From the entries below, pull out each line where "engineers" appears.

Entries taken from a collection
┄┄┄┄┄┄┄┄┄┄┄┄┄┄┄┄┄┄┄┄

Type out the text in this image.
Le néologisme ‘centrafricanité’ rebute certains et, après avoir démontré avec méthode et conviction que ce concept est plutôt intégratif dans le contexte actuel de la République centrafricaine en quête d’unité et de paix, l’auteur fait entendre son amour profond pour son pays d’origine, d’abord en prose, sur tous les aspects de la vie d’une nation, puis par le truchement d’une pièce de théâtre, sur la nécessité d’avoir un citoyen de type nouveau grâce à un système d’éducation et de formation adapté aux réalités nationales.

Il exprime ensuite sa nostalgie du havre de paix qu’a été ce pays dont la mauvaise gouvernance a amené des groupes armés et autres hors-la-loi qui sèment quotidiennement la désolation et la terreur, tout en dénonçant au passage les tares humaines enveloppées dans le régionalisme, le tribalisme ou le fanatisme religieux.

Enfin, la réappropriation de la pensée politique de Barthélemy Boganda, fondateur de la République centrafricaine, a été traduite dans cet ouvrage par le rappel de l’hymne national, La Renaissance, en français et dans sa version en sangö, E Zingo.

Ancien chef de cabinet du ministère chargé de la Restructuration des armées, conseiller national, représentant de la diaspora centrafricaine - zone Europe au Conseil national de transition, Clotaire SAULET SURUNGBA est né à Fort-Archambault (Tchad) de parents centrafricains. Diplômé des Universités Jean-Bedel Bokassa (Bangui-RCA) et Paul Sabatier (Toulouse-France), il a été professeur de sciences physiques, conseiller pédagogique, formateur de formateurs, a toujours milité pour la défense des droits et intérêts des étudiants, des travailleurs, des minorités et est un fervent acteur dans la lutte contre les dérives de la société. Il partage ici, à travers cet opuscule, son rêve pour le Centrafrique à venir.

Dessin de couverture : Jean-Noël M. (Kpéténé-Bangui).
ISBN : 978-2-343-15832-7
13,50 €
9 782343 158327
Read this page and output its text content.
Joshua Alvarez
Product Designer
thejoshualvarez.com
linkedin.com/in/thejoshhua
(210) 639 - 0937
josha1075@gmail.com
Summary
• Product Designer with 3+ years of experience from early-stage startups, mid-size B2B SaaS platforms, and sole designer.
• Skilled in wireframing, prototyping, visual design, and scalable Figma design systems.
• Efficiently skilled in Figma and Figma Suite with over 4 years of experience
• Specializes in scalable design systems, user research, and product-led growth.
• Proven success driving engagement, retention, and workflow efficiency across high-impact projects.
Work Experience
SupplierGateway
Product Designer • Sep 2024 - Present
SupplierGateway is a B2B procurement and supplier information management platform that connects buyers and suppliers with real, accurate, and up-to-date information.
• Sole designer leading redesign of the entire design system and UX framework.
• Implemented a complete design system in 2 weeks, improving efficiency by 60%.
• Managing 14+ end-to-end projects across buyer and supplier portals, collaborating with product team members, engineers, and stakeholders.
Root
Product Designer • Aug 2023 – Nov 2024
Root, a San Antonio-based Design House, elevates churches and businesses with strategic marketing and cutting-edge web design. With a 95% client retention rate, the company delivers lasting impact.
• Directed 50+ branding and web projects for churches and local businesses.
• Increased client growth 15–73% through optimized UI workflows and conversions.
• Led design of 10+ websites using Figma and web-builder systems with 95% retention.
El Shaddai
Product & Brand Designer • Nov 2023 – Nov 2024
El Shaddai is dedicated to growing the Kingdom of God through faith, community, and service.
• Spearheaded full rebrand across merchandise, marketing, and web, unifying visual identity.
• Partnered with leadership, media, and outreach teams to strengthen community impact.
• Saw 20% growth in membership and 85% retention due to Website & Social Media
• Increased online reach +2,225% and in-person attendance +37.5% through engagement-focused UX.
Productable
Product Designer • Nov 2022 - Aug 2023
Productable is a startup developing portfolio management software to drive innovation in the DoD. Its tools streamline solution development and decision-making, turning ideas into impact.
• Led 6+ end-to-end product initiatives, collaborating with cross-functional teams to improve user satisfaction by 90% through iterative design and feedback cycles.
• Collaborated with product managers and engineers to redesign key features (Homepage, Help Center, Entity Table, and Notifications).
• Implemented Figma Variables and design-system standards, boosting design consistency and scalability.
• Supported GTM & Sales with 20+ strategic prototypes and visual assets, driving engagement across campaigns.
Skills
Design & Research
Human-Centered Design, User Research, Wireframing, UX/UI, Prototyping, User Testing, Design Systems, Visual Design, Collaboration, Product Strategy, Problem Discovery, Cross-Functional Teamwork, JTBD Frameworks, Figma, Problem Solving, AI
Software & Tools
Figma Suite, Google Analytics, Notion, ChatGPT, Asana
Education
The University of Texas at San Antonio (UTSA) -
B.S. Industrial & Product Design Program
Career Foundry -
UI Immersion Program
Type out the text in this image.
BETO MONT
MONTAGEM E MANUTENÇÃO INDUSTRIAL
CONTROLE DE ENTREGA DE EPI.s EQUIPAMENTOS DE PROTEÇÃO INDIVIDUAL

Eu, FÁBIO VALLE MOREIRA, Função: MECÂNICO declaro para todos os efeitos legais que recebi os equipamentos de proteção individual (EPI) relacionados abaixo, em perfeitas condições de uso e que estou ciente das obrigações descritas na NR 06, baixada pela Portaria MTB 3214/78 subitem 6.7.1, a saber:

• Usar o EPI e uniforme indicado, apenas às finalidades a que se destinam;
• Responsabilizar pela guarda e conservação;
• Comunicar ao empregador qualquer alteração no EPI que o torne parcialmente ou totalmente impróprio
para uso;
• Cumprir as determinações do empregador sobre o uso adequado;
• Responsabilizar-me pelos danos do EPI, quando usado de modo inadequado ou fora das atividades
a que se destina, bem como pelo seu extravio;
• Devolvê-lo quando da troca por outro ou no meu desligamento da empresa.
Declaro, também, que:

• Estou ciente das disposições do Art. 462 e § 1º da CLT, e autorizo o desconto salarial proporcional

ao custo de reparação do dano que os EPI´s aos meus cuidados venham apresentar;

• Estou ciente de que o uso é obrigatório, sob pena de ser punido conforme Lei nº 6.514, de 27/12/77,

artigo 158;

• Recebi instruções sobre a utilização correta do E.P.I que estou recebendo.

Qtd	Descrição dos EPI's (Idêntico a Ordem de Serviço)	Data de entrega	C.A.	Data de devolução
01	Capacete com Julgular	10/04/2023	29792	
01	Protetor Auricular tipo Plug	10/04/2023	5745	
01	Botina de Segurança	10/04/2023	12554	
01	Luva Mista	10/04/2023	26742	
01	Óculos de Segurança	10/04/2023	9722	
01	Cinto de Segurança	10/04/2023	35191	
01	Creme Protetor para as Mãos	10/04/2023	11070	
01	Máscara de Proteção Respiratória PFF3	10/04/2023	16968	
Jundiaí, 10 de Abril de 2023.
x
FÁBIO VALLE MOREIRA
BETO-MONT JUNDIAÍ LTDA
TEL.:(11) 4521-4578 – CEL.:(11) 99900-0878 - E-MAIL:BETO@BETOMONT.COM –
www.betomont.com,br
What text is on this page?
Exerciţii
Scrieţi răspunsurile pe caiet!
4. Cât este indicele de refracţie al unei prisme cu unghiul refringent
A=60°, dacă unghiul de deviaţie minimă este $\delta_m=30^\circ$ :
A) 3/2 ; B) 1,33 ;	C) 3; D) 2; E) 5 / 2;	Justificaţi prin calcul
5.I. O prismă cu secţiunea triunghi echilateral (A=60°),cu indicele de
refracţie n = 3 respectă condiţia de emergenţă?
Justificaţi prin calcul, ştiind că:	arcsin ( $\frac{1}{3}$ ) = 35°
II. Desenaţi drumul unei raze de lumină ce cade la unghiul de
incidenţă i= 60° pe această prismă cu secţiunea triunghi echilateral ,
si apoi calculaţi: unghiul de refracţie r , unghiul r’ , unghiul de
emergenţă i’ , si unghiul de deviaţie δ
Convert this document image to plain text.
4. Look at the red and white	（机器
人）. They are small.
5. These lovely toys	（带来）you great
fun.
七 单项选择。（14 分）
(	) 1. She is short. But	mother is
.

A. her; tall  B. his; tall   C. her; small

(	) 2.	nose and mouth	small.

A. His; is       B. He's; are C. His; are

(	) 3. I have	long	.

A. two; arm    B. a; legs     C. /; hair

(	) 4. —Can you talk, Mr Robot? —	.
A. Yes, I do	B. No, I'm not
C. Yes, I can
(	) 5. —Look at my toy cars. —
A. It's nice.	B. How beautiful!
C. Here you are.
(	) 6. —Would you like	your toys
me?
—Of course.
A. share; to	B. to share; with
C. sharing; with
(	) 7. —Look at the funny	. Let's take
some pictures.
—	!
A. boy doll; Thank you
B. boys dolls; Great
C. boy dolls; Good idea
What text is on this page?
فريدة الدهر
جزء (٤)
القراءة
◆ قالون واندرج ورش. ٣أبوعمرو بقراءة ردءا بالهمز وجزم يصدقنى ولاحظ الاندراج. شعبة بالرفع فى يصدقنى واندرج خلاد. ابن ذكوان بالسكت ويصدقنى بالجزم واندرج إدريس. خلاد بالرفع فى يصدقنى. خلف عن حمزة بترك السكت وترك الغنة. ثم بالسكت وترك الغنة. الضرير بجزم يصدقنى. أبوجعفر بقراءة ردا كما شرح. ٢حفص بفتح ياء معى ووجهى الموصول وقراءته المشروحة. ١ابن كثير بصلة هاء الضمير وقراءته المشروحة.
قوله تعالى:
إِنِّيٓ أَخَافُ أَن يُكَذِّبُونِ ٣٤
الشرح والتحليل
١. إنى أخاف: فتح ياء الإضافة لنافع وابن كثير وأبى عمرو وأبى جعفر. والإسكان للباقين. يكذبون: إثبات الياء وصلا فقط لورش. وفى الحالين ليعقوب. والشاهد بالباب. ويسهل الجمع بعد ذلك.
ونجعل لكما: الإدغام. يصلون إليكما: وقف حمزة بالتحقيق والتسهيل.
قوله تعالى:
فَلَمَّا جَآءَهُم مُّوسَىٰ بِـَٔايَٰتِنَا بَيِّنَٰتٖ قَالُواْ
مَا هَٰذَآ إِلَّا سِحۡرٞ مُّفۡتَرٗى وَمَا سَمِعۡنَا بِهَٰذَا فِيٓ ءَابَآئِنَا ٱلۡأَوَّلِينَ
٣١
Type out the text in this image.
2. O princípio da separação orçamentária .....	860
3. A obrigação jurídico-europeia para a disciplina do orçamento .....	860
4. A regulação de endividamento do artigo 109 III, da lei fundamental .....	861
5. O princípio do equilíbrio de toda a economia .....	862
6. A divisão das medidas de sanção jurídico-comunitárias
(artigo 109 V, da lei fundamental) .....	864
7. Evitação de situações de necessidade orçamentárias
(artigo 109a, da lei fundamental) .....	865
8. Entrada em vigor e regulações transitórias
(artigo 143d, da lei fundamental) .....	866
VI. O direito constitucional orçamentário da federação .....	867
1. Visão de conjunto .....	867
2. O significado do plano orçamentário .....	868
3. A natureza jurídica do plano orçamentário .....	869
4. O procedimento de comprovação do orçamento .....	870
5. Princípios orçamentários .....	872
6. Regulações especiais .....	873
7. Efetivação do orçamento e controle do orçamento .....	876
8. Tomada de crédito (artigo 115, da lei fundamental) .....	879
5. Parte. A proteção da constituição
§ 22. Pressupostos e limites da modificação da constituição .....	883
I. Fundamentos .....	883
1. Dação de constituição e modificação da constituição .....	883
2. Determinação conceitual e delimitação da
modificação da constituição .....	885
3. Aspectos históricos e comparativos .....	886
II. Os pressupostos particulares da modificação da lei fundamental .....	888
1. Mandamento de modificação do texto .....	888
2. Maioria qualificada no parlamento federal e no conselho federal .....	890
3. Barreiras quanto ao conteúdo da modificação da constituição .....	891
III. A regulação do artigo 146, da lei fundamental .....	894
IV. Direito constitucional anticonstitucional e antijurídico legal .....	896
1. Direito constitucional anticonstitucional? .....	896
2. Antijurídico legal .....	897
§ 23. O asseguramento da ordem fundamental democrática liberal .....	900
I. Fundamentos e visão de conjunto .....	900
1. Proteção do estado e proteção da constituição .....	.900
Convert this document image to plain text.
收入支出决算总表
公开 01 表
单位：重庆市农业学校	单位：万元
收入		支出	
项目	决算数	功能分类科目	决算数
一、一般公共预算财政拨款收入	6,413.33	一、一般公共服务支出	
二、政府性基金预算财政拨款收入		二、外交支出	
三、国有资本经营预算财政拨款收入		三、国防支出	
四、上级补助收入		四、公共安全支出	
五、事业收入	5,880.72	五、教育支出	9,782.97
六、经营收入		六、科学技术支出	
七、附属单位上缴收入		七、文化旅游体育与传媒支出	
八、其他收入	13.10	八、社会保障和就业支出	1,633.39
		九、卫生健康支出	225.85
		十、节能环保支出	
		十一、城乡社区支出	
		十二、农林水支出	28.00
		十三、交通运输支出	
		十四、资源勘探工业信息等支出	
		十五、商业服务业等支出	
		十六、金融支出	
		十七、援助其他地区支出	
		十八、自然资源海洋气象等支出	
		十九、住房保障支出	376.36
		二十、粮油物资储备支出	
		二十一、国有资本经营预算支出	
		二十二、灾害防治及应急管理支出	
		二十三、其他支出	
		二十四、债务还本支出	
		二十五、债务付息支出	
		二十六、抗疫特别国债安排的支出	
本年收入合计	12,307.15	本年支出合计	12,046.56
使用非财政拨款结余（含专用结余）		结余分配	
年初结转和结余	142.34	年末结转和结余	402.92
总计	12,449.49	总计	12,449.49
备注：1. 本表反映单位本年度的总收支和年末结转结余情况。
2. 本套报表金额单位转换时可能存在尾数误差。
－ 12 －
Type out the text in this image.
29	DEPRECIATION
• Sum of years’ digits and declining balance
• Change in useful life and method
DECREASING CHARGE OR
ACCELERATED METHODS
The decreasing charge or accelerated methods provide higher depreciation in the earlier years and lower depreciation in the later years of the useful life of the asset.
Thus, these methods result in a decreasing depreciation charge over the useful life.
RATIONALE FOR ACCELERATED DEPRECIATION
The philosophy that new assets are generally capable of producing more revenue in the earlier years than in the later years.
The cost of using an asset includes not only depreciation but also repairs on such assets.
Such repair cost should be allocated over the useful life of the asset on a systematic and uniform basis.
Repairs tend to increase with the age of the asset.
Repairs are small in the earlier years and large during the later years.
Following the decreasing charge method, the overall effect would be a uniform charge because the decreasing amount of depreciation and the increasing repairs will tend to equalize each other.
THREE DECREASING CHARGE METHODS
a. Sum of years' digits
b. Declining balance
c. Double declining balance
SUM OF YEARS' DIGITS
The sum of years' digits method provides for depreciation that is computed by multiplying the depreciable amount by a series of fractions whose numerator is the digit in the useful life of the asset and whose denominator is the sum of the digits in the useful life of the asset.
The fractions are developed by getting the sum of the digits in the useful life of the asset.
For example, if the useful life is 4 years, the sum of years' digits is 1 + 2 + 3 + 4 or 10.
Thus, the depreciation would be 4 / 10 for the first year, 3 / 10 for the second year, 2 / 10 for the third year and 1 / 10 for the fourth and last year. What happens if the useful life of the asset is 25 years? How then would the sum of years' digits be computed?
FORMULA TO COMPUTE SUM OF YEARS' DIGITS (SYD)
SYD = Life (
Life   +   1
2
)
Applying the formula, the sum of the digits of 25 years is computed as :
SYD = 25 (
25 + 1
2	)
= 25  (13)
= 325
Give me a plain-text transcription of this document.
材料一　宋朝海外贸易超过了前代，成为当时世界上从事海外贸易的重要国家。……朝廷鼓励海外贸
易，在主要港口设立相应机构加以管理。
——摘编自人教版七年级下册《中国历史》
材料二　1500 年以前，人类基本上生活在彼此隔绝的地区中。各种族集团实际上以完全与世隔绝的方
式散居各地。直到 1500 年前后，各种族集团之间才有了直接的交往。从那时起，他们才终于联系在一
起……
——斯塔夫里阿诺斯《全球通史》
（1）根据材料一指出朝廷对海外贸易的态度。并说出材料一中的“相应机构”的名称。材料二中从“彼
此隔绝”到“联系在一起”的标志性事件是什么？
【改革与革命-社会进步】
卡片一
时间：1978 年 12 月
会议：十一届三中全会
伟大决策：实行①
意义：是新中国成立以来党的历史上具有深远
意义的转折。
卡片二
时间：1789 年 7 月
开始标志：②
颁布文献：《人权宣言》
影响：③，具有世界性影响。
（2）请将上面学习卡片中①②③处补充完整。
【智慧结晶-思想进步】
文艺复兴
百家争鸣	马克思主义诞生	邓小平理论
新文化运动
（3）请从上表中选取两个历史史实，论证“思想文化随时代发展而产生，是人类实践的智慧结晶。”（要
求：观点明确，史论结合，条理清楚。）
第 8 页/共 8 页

┄┄┄┄┄┄┄┄┄┄┄┄┄┄┄┄┄┄┄┄

**REPLY:**
• Managing 14+ end-to-end projects across buyer and supplier portals, collaborating with product team members, engineers, and stakeholders.
• Collaborated with product managers and engineers to redesign key features (Homepage, Help Center, Entity Table, and Notifications).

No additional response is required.